Collected data entries:
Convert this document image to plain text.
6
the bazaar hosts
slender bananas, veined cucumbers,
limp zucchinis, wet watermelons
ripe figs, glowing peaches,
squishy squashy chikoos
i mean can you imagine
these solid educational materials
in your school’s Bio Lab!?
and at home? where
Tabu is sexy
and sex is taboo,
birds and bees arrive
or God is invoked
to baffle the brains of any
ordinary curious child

==

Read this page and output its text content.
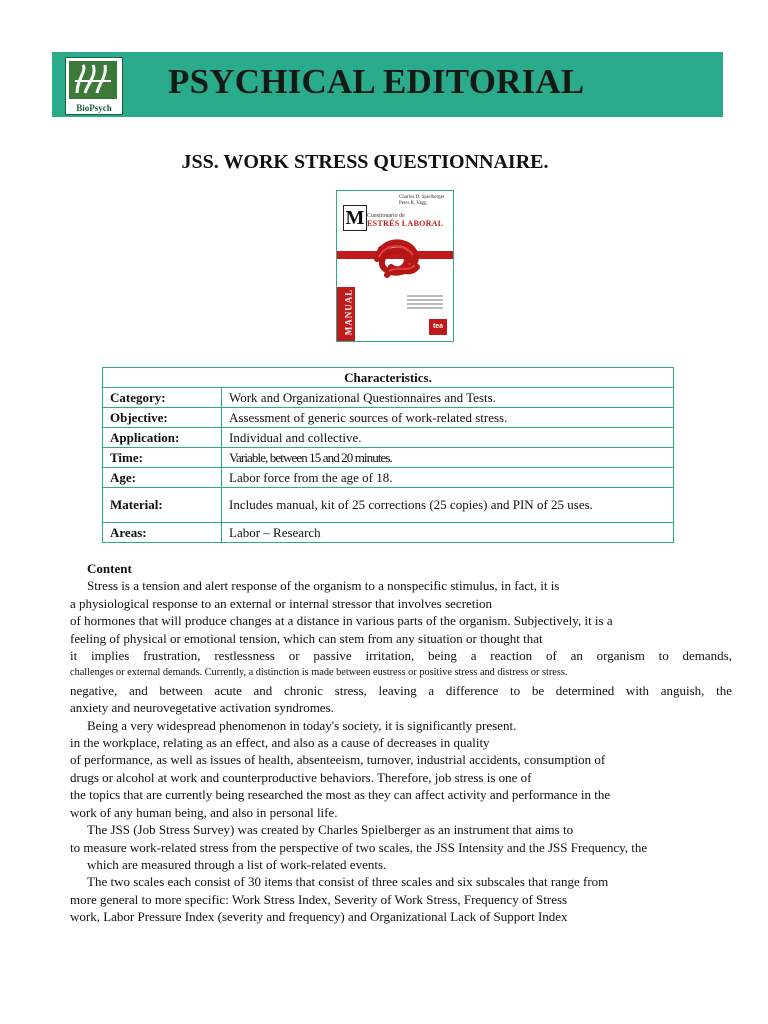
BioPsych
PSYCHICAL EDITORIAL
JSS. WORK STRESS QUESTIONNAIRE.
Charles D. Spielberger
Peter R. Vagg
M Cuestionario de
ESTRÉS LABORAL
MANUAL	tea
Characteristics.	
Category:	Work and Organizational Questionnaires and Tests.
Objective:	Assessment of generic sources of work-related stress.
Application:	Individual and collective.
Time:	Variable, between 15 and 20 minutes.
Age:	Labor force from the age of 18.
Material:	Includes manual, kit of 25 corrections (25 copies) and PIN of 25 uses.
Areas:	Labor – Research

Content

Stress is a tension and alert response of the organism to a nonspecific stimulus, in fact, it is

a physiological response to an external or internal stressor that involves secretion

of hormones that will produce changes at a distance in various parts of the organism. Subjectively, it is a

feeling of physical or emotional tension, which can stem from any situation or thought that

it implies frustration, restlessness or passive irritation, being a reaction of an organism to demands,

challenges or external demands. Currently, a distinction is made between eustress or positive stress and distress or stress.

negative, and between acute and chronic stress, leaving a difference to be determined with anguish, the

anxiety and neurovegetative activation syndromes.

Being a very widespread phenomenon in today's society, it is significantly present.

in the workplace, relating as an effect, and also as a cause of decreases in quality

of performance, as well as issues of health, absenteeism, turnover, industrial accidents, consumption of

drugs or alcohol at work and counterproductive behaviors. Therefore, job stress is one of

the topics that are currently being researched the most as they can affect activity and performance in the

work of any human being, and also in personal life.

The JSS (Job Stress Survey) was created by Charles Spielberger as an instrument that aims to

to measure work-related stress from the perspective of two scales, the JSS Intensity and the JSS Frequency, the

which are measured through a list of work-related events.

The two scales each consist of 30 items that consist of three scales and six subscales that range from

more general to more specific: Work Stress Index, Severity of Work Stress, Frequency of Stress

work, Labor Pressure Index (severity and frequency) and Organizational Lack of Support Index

...

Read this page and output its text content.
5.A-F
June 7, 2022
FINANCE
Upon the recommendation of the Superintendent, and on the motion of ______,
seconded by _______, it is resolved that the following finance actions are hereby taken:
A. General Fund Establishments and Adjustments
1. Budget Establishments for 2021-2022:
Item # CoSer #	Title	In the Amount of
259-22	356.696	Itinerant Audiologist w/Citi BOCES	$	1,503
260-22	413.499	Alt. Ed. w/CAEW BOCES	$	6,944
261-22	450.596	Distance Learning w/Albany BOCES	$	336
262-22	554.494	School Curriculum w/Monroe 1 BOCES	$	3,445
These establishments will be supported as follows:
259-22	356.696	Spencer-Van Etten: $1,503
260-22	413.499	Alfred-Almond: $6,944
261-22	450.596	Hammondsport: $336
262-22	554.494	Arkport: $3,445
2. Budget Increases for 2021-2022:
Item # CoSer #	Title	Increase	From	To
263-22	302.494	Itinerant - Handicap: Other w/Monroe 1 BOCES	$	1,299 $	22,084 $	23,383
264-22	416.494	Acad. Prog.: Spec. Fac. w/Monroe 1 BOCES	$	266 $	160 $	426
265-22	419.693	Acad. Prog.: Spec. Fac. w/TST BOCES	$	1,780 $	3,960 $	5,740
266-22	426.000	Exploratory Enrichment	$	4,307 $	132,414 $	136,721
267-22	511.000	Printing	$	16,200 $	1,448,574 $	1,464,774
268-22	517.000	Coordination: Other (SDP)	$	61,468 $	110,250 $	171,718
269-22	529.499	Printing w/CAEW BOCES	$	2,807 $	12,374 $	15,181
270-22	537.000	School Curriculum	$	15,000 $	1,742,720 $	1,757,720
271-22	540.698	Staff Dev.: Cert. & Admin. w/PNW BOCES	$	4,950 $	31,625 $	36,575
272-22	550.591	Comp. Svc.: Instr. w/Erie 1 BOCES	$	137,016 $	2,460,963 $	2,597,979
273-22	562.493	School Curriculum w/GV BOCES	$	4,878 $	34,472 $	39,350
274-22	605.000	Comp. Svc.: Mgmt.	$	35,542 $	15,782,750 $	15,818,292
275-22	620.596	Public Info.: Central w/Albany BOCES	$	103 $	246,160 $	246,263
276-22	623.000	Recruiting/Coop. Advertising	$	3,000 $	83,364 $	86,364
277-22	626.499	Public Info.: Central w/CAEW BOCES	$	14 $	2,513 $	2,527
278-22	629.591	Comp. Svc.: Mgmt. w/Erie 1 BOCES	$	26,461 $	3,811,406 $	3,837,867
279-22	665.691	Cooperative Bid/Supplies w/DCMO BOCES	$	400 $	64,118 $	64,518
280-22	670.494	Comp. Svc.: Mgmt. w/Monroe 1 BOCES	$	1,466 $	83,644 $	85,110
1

### Stated task
What is the number of lines in this material that hold the string "Comp"? Answer with that number only.

### Response to this exercise
4